• [Required task]:
From the listing below, select every line where the word "заседания" appears.

• [Provided records]:

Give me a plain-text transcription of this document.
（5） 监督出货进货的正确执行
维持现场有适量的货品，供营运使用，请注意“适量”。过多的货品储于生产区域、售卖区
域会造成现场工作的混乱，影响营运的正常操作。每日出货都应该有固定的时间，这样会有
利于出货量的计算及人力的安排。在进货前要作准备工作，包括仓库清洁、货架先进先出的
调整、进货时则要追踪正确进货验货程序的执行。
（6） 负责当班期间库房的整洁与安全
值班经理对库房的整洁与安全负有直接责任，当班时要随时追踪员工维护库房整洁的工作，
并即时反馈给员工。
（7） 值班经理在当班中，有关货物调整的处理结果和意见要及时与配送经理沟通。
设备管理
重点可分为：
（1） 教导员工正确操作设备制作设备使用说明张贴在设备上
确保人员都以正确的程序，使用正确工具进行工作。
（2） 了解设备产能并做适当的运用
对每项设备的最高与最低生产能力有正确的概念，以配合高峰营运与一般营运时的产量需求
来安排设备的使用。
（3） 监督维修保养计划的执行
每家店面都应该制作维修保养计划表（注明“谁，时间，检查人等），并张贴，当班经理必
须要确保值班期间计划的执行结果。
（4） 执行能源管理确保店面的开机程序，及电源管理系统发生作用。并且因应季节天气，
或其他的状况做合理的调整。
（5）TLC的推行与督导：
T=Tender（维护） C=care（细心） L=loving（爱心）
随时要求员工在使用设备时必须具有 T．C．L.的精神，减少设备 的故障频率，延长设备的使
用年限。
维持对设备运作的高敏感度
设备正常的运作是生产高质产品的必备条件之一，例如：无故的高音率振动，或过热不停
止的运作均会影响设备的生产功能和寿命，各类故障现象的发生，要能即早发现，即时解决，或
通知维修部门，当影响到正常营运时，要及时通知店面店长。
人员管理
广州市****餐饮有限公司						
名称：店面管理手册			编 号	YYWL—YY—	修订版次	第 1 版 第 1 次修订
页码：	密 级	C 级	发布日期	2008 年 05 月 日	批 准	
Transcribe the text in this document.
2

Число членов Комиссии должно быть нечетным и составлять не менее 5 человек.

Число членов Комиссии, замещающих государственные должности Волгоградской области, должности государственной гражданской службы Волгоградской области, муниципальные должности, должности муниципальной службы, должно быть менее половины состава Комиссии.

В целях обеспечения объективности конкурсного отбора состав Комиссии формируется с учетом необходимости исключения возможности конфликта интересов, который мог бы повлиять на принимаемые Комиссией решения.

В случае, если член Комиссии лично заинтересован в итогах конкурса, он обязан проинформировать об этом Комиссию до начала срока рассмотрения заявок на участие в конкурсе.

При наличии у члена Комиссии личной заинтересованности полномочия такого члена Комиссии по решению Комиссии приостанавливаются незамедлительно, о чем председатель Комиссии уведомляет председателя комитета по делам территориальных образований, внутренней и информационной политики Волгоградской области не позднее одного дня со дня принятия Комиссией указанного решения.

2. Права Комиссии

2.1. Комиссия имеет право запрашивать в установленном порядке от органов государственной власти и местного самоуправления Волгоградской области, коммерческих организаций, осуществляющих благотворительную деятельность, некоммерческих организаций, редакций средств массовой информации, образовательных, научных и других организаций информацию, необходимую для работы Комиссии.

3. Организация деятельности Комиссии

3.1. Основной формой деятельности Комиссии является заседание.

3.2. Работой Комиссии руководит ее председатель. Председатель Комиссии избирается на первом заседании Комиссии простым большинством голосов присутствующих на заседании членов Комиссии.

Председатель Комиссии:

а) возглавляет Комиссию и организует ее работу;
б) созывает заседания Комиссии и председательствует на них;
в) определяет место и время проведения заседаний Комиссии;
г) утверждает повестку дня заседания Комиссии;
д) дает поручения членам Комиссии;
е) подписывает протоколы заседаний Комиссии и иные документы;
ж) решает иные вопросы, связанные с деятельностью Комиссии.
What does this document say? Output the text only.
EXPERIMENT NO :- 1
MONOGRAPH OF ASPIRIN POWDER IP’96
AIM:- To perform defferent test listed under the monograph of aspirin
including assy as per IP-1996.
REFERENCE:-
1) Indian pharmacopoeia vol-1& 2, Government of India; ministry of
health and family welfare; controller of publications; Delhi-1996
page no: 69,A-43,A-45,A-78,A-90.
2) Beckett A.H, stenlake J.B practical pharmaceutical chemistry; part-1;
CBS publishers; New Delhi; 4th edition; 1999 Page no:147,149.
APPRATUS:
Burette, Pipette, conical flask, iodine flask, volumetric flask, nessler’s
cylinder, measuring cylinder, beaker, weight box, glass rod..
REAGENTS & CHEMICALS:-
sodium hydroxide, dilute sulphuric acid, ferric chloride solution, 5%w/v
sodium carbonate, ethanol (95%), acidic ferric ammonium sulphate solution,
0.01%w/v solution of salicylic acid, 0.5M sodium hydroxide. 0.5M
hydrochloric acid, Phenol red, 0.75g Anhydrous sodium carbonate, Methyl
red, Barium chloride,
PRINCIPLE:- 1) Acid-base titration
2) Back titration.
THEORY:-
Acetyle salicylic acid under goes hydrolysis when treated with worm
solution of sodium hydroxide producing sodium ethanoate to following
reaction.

• [Output below]:
б) созывает заседания Комиссии и председательствует на них;
г) утверждает повестку дня заседания Комиссии;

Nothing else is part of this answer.